◆ **THE TASK**
Return all lines with the word "background" in them.

◆ **EXTRACTED MATERIAL**
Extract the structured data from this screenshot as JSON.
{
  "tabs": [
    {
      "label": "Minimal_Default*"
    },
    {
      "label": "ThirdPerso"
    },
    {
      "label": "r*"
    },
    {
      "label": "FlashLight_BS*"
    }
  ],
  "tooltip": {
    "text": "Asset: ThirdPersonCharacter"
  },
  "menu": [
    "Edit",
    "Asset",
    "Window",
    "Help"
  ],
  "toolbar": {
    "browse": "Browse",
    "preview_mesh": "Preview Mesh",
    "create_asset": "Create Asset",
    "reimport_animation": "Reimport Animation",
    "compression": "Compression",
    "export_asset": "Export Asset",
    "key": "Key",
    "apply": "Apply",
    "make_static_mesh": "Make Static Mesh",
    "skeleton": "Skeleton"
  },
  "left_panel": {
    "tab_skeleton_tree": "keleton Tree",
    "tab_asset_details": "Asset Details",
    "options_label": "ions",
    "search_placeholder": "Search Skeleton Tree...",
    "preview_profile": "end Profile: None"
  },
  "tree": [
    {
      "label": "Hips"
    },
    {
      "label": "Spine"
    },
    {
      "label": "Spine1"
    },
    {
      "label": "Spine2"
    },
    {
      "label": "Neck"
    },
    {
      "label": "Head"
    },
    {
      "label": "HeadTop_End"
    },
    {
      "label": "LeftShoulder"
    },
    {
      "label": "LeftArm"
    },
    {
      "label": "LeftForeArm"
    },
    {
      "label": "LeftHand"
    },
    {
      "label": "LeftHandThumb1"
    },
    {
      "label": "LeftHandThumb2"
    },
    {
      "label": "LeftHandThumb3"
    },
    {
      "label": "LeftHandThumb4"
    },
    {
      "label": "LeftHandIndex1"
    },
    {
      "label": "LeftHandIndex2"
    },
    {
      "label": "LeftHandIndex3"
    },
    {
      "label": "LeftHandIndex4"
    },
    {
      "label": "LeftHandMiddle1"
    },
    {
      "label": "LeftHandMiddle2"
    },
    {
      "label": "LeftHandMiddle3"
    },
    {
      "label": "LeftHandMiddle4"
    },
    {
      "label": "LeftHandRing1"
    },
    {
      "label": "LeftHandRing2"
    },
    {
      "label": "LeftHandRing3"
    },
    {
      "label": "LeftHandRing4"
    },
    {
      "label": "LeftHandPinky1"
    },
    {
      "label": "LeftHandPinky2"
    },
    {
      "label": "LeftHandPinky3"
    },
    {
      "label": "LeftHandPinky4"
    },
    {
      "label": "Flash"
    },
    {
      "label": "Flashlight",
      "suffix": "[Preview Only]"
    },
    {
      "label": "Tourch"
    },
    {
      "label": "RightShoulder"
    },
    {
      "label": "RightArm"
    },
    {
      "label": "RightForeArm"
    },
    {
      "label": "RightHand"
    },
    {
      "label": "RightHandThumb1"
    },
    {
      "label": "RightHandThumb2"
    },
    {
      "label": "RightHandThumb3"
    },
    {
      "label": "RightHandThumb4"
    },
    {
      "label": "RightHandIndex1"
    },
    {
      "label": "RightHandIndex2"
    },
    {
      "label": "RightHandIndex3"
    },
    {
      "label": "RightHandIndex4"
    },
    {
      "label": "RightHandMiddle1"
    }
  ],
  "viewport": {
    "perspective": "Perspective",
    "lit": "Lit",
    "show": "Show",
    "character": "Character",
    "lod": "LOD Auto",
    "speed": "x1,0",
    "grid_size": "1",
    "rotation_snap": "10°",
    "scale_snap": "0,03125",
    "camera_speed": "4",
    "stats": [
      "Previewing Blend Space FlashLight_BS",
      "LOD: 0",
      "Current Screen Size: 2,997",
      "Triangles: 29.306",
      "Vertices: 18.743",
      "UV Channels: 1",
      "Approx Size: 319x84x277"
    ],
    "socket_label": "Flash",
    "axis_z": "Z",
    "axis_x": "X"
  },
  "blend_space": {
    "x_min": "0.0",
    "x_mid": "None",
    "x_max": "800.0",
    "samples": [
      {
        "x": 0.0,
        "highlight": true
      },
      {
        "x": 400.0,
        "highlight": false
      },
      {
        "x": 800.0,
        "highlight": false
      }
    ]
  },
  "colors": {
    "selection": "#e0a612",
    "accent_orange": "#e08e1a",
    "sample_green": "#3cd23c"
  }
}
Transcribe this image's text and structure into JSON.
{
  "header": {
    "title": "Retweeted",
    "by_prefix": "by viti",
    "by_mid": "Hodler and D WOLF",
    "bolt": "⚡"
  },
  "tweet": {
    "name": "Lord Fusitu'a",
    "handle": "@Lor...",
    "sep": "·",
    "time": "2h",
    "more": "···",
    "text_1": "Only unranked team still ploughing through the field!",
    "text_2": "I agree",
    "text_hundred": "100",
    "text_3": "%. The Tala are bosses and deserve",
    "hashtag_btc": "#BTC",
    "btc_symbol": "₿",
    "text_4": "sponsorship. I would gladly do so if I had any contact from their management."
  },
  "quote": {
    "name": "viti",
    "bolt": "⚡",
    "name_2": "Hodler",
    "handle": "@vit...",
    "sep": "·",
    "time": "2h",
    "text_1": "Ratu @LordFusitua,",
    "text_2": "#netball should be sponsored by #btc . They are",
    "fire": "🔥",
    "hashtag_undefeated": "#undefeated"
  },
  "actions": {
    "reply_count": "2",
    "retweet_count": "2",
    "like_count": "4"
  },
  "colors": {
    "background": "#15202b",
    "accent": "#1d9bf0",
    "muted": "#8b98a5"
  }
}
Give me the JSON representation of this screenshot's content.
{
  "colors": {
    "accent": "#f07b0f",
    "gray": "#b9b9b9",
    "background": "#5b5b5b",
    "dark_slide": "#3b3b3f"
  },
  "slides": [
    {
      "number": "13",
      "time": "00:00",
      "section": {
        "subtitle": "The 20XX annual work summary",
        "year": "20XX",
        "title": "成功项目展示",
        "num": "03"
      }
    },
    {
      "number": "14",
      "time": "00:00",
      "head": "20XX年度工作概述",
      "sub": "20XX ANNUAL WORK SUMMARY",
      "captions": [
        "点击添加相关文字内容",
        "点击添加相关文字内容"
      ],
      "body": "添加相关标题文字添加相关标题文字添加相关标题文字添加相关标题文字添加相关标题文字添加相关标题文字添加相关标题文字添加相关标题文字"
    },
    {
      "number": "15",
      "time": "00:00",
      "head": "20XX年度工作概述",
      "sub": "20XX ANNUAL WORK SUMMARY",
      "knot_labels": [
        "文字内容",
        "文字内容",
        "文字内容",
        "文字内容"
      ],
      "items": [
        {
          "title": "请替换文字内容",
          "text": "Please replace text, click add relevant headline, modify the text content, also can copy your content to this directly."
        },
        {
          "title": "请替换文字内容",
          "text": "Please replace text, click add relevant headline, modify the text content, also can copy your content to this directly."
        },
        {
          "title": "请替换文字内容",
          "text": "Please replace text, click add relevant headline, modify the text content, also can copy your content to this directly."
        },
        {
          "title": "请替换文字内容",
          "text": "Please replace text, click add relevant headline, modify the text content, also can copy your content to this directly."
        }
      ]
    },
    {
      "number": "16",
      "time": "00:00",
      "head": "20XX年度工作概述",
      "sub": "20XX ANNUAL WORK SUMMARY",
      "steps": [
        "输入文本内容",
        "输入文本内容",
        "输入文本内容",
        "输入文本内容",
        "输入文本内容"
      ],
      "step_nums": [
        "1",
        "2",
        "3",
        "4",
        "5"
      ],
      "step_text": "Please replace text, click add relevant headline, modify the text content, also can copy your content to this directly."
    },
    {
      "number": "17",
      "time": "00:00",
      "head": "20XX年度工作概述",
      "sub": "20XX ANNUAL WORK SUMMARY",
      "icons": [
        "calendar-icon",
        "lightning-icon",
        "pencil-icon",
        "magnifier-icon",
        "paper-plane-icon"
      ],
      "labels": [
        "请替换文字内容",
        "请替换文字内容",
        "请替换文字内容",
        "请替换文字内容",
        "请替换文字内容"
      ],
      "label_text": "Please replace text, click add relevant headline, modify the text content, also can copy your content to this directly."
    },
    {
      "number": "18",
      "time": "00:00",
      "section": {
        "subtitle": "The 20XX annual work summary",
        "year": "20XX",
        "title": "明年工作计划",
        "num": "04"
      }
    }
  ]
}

◆ **TASK RESPONSE**
    "background": "#15202b",
    "background": "#5b5b5b",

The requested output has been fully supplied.